== Exercise materials ==

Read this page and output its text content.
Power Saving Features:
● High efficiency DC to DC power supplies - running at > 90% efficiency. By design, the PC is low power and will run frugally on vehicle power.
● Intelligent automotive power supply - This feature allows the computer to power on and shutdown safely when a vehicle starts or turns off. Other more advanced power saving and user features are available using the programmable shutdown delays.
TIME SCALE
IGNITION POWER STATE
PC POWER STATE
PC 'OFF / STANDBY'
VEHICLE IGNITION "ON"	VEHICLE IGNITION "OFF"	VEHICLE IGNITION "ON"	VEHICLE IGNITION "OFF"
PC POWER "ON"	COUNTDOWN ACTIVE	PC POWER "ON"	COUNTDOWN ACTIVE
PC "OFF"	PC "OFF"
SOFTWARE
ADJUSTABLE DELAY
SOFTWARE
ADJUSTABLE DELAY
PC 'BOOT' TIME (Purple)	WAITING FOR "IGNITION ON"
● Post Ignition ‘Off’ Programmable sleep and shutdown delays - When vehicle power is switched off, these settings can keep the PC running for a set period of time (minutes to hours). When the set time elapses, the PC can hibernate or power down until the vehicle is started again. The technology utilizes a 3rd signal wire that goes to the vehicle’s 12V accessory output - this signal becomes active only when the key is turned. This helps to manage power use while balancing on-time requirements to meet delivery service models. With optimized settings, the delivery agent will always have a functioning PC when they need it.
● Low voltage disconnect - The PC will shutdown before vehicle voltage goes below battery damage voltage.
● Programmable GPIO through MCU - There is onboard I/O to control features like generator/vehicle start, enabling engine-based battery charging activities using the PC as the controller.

===

Give the entries once more, exactly as they appear.

* _Task response_
Read this page and output its text content.
Power Saving Features:
● High efficiency DC to DC power supplies - running at > 90% efficiency. By design, the PC is low power and will run frugally on vehicle power.
● Intelligent automotive power supply - This feature allows the computer to power on and shutdown safely when a vehicle starts or turns off. Other more advanced power saving and user features are available using the programmable shutdown delays.
TIME SCALE
IGNITION POWER STATE
PC POWER STATE
PC 'OFF / STANDBY'
VEHICLE IGNITION "ON"	VEHICLE IGNITION "OFF"	VEHICLE IGNITION "ON"	VEHICLE IGNITION "OFF"
PC POWER "ON"	COUNTDOWN ACTIVE	PC POWER "ON"	COUNTDOWN ACTIVE
PC "OFF"	PC "OFF"
SOFTWARE
ADJUSTABLE DELAY
SOFTWARE
ADJUSTABLE DELAY
PC 'BOOT' TIME (Purple)	WAITING FOR "IGNITION ON"
● Post Ignition ‘Off’ Programmable sleep and shutdown delays - When vehicle power is switched off, these settings can keep the PC running for a set period of time (minutes to hours). When the set time elapses, the PC can hibernate or power down until the vehicle is started again. The technology utilizes a 3rd signal wire that goes to the vehicle’s 12V accessory output - this signal becomes active only when the key is turned. This helps to manage power use while balancing on-time requirements to meet delivery service models. With optimized settings, the delivery agent will always have a functioning PC when they need it.
● Low voltage disconnect - The PC will shutdown before vehicle voltage goes below battery damage voltage.
● Programmable GPIO through MCU - There is onboard I/O to control features like generator/vehicle start, enabling engine-based battery charging activities using the PC as the controller.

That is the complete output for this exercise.